## start Source records
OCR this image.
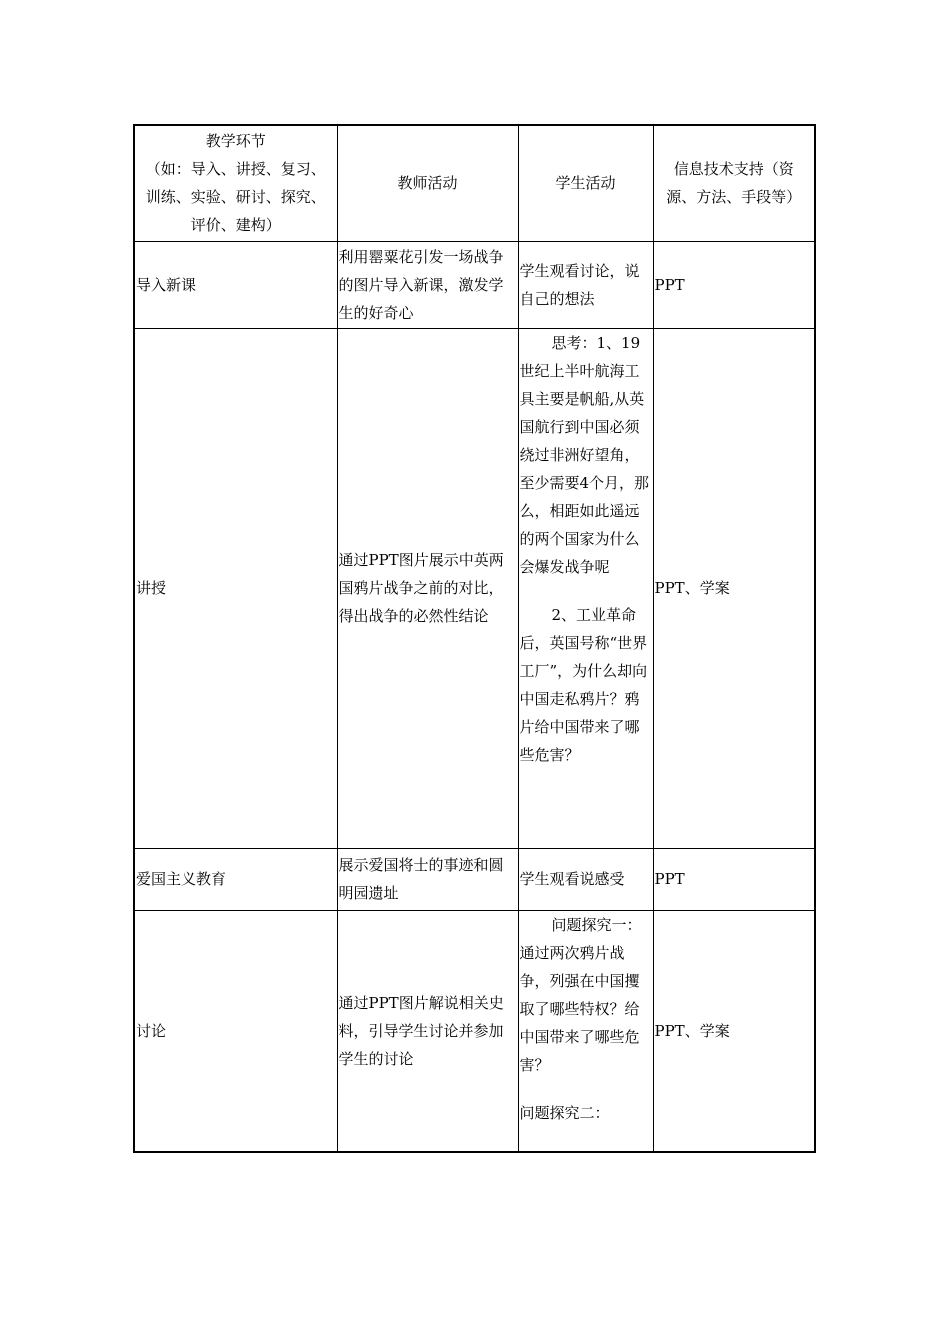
教学环节
（如：导入、讲授、复习、
训练、实验、研讨、探究、
评价、建构）	教师活动	学生活动	信息技术支持（资
源、方法、手段等）

导入新课	利用罂粟花引发一场战争的图片导入新课，激发学生的好奇心	学生观看讨论，说自己的想法	PPT
讲授	通过PPT图片展示中英两国鸦片战争之前的对比，得出战争的必然性结论	思考：1、19世纪上半叶航海工具主要是帆船,从英国航行到中国必须绕过非洲好望角，至少需要4个月，那么，相距如此遥远的两个国家为什么会爆发战争呢
2、工业革命后，英国号称“世界工厂”，为什么却向中国走私鸦片？鸦片给中国带来了哪些危害？	PPT、学案
爱国主义教育	展示爱国将士的事迹和圆明园遗址	学生观看说感受	PPT
讨论	通过PPT图片解说相关史料，引导学生讨论并参加学生的讨论	问题探究一：通过两次鸦片战争，列强在中国攫取了哪些特权？给中国带来了哪些危害？
问题探究二：	PPT、学案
## end Source records
# What is required
Each line in the records above should be reproduced exactly; images are not copied.

# Solution for this problem
OCR this image.
教学环节
（如：导入、讲授、复习、
训练、实验、研讨、探究、
评价、建构）	教师活动	学生活动	信息技术支持（资
源、方法、手段等）

导入新课	利用罂粟花引发一场战争的图片导入新课，激发学生的好奇心	学生观看讨论，说自己的想法	PPT
讲授	通过PPT图片展示中英两国鸦片战争之前的对比，得出战争的必然性结论	思考：1、19世纪上半叶航海工具主要是帆船,从英国航行到中国必须绕过非洲好望角，至少需要4个月，那么，相距如此遥远的两个国家为什么会爆发战争呢
2、工业革命后，英国号称“世界工厂”，为什么却向中国走私鸦片？鸦片给中国带来了哪些危害？	PPT、学案
爱国主义教育	展示爱国将士的事迹和圆明园遗址	学生观看说感受	PPT
讨论	通过PPT图片解说相关史料，引导学生讨论并参加学生的讨论	问题探究一：通过两次鸦片战争，列强在中国攫取了哪些特权？给中国带来了哪些危害？
问题探究二：	PPT、学案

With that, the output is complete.